### WRITTEN INSTRUCTION
Give every line back verbatim, dropping all images.

### EXERCISE MATERIAL
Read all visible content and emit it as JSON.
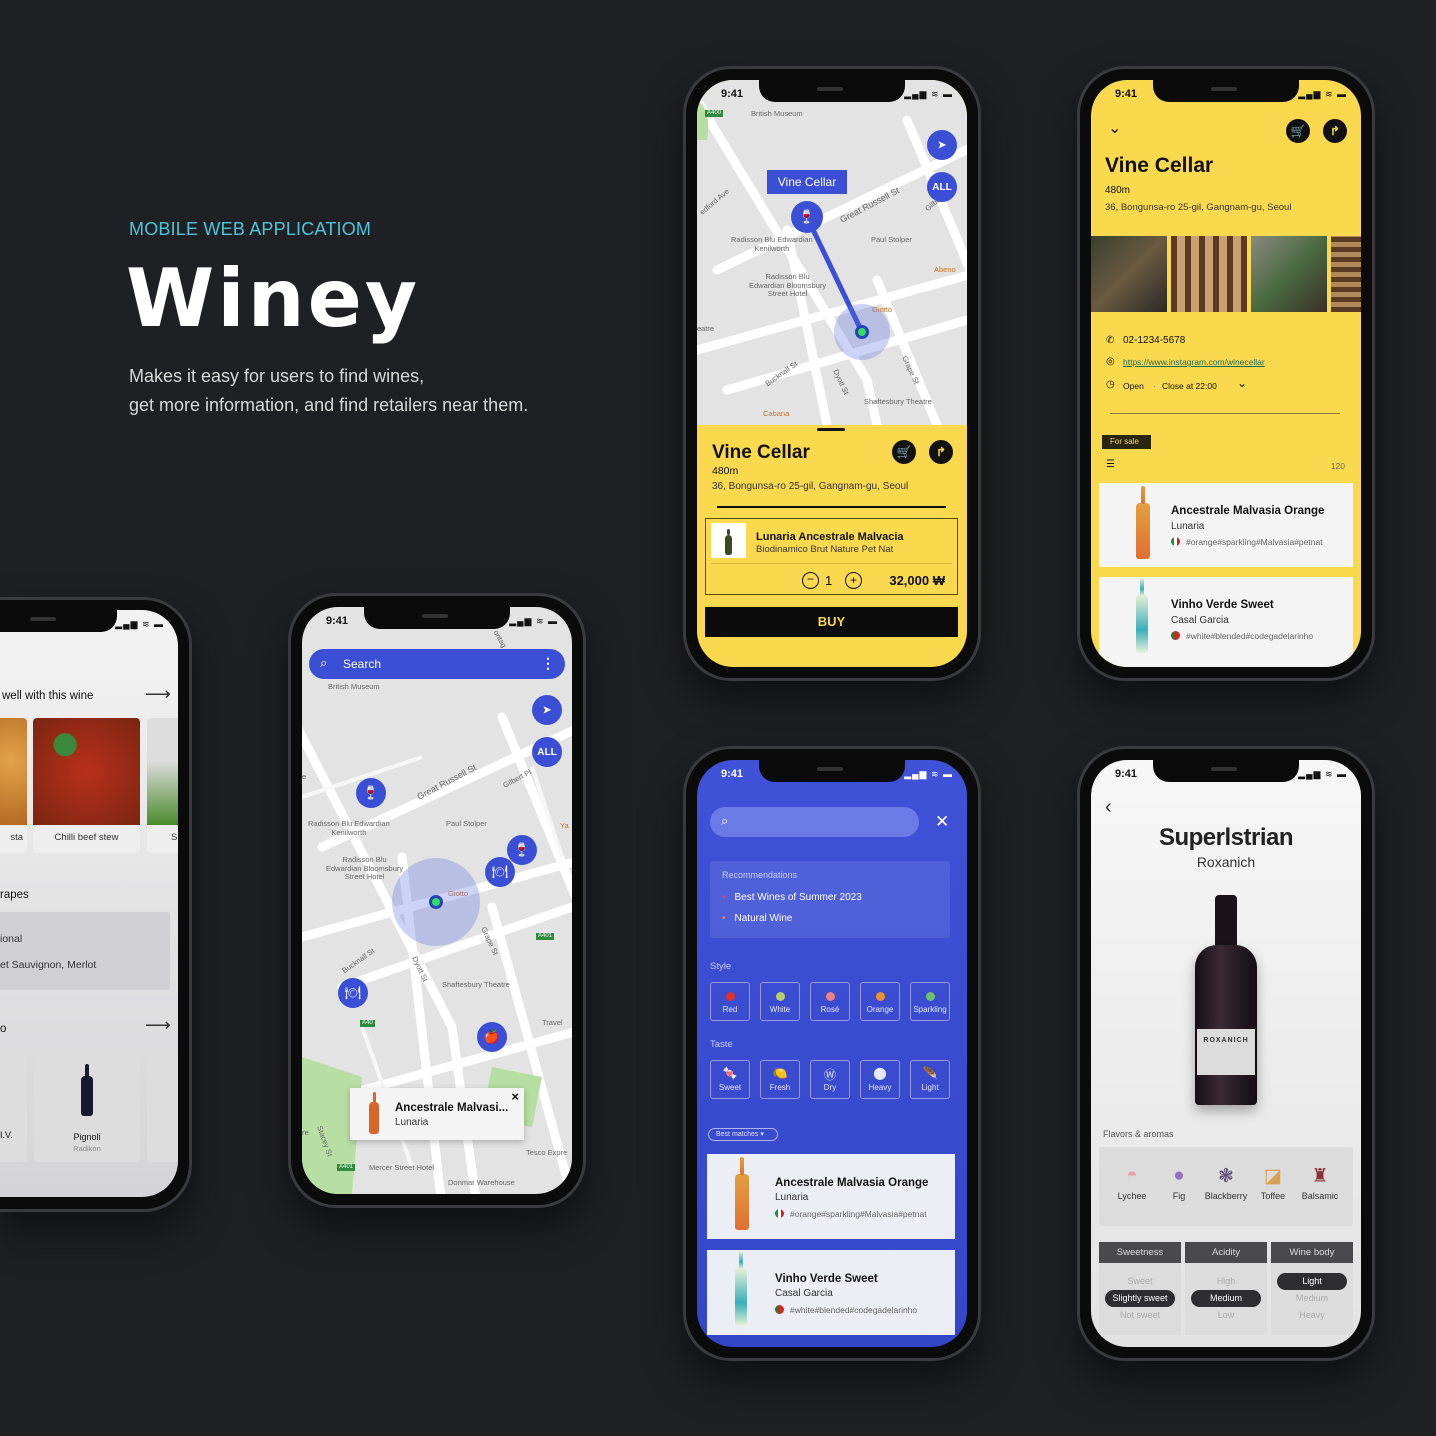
{
  "hero": {
    "label": "MOBILE WEB APPLICATIOM",
    "title": "Winey",
    "desc_line1": "Makes it easy for users to find wines,",
    "desc_line2": "get more information, and find retailers near them."
  },
  "status": {
    "time": "9:41",
    "icons": "▂▄▆ ≋ ▬"
  },
  "pairing_screen": {
    "pair_title": "well with this wine",
    "arrow": "⟶",
    "foods": [
      "sta",
      "Chilli beef stew",
      "S"
    ],
    "grapes_title": "rapes",
    "grapes_row1": "ional",
    "grapes_row2": "et Sauvignon, Merlot",
    "similar_title": "o",
    "wines": [
      {
        "name": "I.V."
      },
      {
        "name": "Pignoli",
        "producer": "Radikon"
      }
    ]
  },
  "map_screen": {
    "search_placeholder": "Search",
    "menu_icon": "⋮",
    "all_label": "ALL",
    "map_labels": [
      "British Museum",
      "Great Russell St",
      "Gilbert Pl",
      "Radisson Blu Edwardian\nKenilworth",
      "Paul Stolper",
      "Radisson Blu\nEdwardian Bloomsbury\nStreet Hotel",
      "Giotto",
      "Bucknall St",
      "Dyott St",
      "Grape St",
      "Shaftesbury Theatre",
      "A401",
      "A40",
      "Travel",
      "Stacey St",
      "Mercer Street Hotel",
      "Donmar Warehouse",
      "Tesco Expre",
      "A401",
      "Ya",
      "ontag",
      "re",
      "e"
    ],
    "popup": {
      "name": "Ancestrale Malvasi...",
      "producer": "Lunaria",
      "close": "×"
    }
  },
  "store_map_screen": {
    "map_labels": [
      "A400",
      "British Museum",
      "edford Ave",
      "Great Russell St",
      "Gilbert Pl",
      "Radisson Blu Edwardian\nKenilworth",
      "Paul Stolper",
      "Abeno",
      "Radisson Blu\nEdwardian Bloomsbury\nStreet Hotel",
      "Giotto",
      "eatre",
      "Bucknall St",
      "Dyott St",
      "Grape St",
      "Shaftesbury Theatre",
      "Cabana"
    ],
    "tag": "Vine Cellar",
    "all_label": "ALL",
    "store": {
      "name": "Vine Cellar",
      "distance": "480m",
      "address": "36, Bongunsa-ro 25-gil, Gangnam-gu, Seoul"
    },
    "product": {
      "name": "Lunaria Ancestrale Malvacia",
      "subtitle": "Biodinamico Brut Nature Pet Nat",
      "qty": "1",
      "price": "32,000 ₩",
      "minus": "−",
      "plus": "+"
    },
    "buy_label": "BUY"
  },
  "store_detail_screen": {
    "store": {
      "name": "Vine Cellar",
      "distance": "480m",
      "address": "36, Bongunsa-ro 25-gil, Gangnam-gu, Seoul"
    },
    "phone": "02-1234-5678",
    "instagram": "https://www.instagram.com/winecellar",
    "open": "Open",
    "sep": "·",
    "close_time": "Close at 22:00",
    "for_sale": "For sale",
    "count": "120",
    "wines": [
      {
        "name": "Ancestrale Malvasia Orange",
        "producer": "Lunaria",
        "tags": "#orange#sparkling#Malvasia#petnat",
        "flag": "italy"
      },
      {
        "name": "Vinho Verde Sweet",
        "producer": "Casal Garcia",
        "tags": "#white#blended#codegadelarinho",
        "flag": "portugal"
      }
    ]
  },
  "search_screen": {
    "recommendations_title": "Recommendations",
    "recommendations": [
      "Best Wines of Summer 2023",
      "Natural Wine"
    ],
    "style_title": "Style",
    "styles": [
      {
        "label": "Red",
        "color": "#e0302f"
      },
      {
        "label": "White",
        "color": "#b6cf6a"
      },
      {
        "label": "Rosé",
        "color": "#ef8080"
      },
      {
        "label": "Orange",
        "color": "#f0902a"
      },
      {
        "label": "Sparkling",
        "color": "#6fc06a"
      }
    ],
    "taste_title": "Taste",
    "tastes": [
      {
        "label": "Sweet",
        "icon": "candy-icon",
        "glyph": "🍬"
      },
      {
        "label": "Fresh",
        "icon": "lemon-icon",
        "glyph": "🍋"
      },
      {
        "label": "Dry",
        "icon": "dry-icon",
        "glyph": "Ⓦ"
      },
      {
        "label": "Heavy",
        "icon": "weight-icon",
        "glyph": "⬤"
      },
      {
        "label": "Light",
        "icon": "feather-icon",
        "glyph": "🪶"
      }
    ],
    "sort": "Best matches",
    "wines": [
      {
        "name": "Ancestrale Malvasia Orange",
        "producer": "Lunaria",
        "tags": "#orange#sparkling#Malvasia#petnat",
        "flag": "italy"
      },
      {
        "name": "Vinho Verde Sweet",
        "producer": "Casal Garcia",
        "tags": "#white#blended#codegadelarinho",
        "flag": "portugal"
      }
    ]
  },
  "wine_detail_screen": {
    "name": "Superlstrian",
    "producer": "Roxanich",
    "label_text": "ROXANICH",
    "flavors_title": "Flavors & aromas",
    "flavors": [
      {
        "label": "Lychee",
        "icon": "lychee-icon"
      },
      {
        "label": "Fig",
        "icon": "fig-icon"
      },
      {
        "label": "Blackberry",
        "icon": "blackberry-icon"
      },
      {
        "label": "Toffee",
        "icon": "toffee-icon"
      },
      {
        "label": "Balsamic",
        "icon": "balsamic-icon"
      }
    ],
    "scales": [
      {
        "title": "Sweetness",
        "options": [
          "Sweet",
          "Slightly sweet",
          "Not sweet"
        ],
        "selected": "Slightly sweet"
      },
      {
        "title": "Acidity",
        "options": [
          "High",
          "Medium",
          "Low"
        ],
        "selected": "Medium"
      },
      {
        "title": "Wine body",
        "options": [
          "Light",
          "Medium",
          "Heavy"
        ],
        "selected": "Light"
      }
    ]
  },
  "colors": {
    "background": "#1f2023",
    "accent_blue": "#3b4fd6",
    "yellow": "#fbd94f",
    "hero_label": "#4cc6dc"
  }
}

### COMPLETE RESPONSE
Read all visible content and emit it as JSON.
{
  "hero": {
    "label": "MOBILE WEB APPLICATIOM",
    "title": "Winey",
    "desc_line1": "Makes it easy for users to find wines,",
    "desc_line2": "get more information, and find retailers near them."
  },
  "status": {
    "time": "9:41",
    "icons": "▂▄▆ ≋ ▬"
  },
  "pairing_screen": {
    "pair_title": "well with this wine",
    "arrow": "⟶",
    "foods": [
      "sta",
      "Chilli beef stew",
      "S"
    ],
    "grapes_title": "rapes",
    "grapes_row1": "ional",
    "grapes_row2": "et Sauvignon, Merlot",
    "similar_title": "o",
    "wines": [
      {
        "name": "I.V."
      },
      {
        "name": "Pignoli",
        "producer": "Radikon"
      }
    ]
  },
  "map_screen": {
    "search_placeholder": "Search",
    "menu_icon": "⋮",
    "all_label": "ALL",
    "map_labels": [
      "British Museum",
      "Great Russell St",
      "Gilbert Pl",
      "Radisson Blu Edwardian\nKenilworth",
      "Paul Stolper",
      "Radisson Blu\nEdwardian Bloomsbury\nStreet Hotel",
      "Giotto",
      "Bucknall St",
      "Dyott St",
      "Grape St",
      "Shaftesbury Theatre",
      "A401",
      "A40",
      "Travel",
      "Stacey St",
      "Mercer Street Hotel",
      "Donmar Warehouse",
      "Tesco Expre",
      "A401",
      "Ya",
      "ontag",
      "re",
      "e"
    ],
    "popup": {
      "name": "Ancestrale Malvasi...",
      "producer": "Lunaria",
      "close": "×"
    }
  },
  "store_map_screen": {
    "map_labels": [
      "A400",
      "British Museum",
      "edford Ave",
      "Great Russell St",
      "Gilbert Pl",
      "Radisson Blu Edwardian\nKenilworth",
      "Paul Stolper",
      "Abeno",
      "Radisson Blu\nEdwardian Bloomsbury\nStreet Hotel",
      "Giotto",
      "eatre",
      "Bucknall St",
      "Dyott St",
      "Grape St",
      "Shaftesbury Theatre",
      "Cabana"
    ],
    "tag": "Vine Cellar",
    "all_label": "ALL",
    "store": {
      "name": "Vine Cellar",
      "distance": "480m",
      "address": "36, Bongunsa-ro 25-gil, Gangnam-gu, Seoul"
    },
    "product": {
      "name": "Lunaria Ancestrale Malvacia",
      "subtitle": "Biodinamico Brut Nature Pet Nat",
      "qty": "1",
      "price": "32,000 ₩",
      "minus": "−",
      "plus": "+"
    },
    "buy_label": "BUY"
  },
  "store_detail_screen": {
    "store": {
      "name": "Vine Cellar",
      "distance": "480m",
      "address": "36, Bongunsa-ro 25-gil, Gangnam-gu, Seoul"
    },
    "phone": "02-1234-5678",
    "instagram": "https://www.instagram.com/winecellar",
    "open": "Open",
    "sep": "·",
    "close_time": "Close at 22:00",
    "for_sale": "For sale",
    "count": "120",
    "wines": [
      {
        "name": "Ancestrale Malvasia Orange",
        "producer": "Lunaria",
        "tags": "#orange#sparkling#Malvasia#petnat",
        "flag": "italy"
      },
      {
        "name": "Vinho Verde Sweet",
        "producer": "Casal Garcia",
        "tags": "#white#blended#codegadelarinho",
        "flag": "portugal"
      }
    ]
  },
  "search_screen": {
    "recommendations_title": "Recommendations",
    "recommendations": [
      "Best Wines of Summer 2023",
      "Natural Wine"
    ],
    "style_title": "Style",
    "styles": [
      {
        "label": "Red",
        "color": "#e0302f"
      },
      {
        "label": "White",
        "color": "#b6cf6a"
      },
      {
        "label": "Rosé",
        "color": "#ef8080"
      },
      {
        "label": "Orange",
        "color": "#f0902a"
      },
      {
        "label": "Sparkling",
        "color": "#6fc06a"
      }
    ],
    "taste_title": "Taste",
    "tastes": [
      {
        "label": "Sweet",
        "icon": "candy-icon",
        "glyph": "🍬"
      },
      {
        "label": "Fresh",
        "icon": "lemon-icon",
        "glyph": "🍋"
      },
      {
        "label": "Dry",
        "icon": "dry-icon",
        "glyph": "Ⓦ"
      },
      {
        "label": "Heavy",
        "icon": "weight-icon",
        "glyph": "⬤"
      },
      {
        "label": "Light",
        "icon": "feather-icon",
        "glyph": "🪶"
      }
    ],
    "sort": "Best matches",
    "wines": [
      {
        "name": "Ancestrale Malvasia Orange",
        "producer": "Lunaria",
        "tags": "#orange#sparkling#Malvasia#petnat",
        "flag": "italy"
      },
      {
        "name": "Vinho Verde Sweet",
        "producer": "Casal Garcia",
        "tags": "#white#blended#codegadelarinho",
        "flag": "portugal"
      }
    ]
  },
  "wine_detail_screen": {
    "name": "Superlstrian",
    "producer": "Roxanich",
    "label_text": "ROXANICH",
    "flavors_title": "Flavors & aromas",
    "flavors": [
      {
        "label": "Lychee",
        "icon": "lychee-icon"
      },
      {
        "label": "Fig",
        "icon": "fig-icon"
      },
      {
        "label": "Blackberry",
        "icon": "blackberry-icon"
      },
      {
        "label": "Toffee",
        "icon": "toffee-icon"
      },
      {
        "label": "Balsamic",
        "icon": "balsamic-icon"
      }
    ],
    "scales": [
      {
        "title": "Sweetness",
        "options": [
          "Sweet",
          "Slightly sweet",
          "Not sweet"
        ],
        "selected": "Slightly sweet"
      },
      {
        "title": "Acidity",
        "options": [
          "High",
          "Medium",
          "Low"
        ],
        "selected": "Medium"
      },
      {
        "title": "Wine body",
        "options": [
          "Light",
          "Medium",
          "Heavy"
        ],
        "selected": "Light"
      }
    ]
  },
  "colors": {
    "background": "#1f2023",
    "accent_blue": "#3b4fd6",
    "yellow": "#fbd94f",
    "hero_label": "#4cc6dc"
  }
}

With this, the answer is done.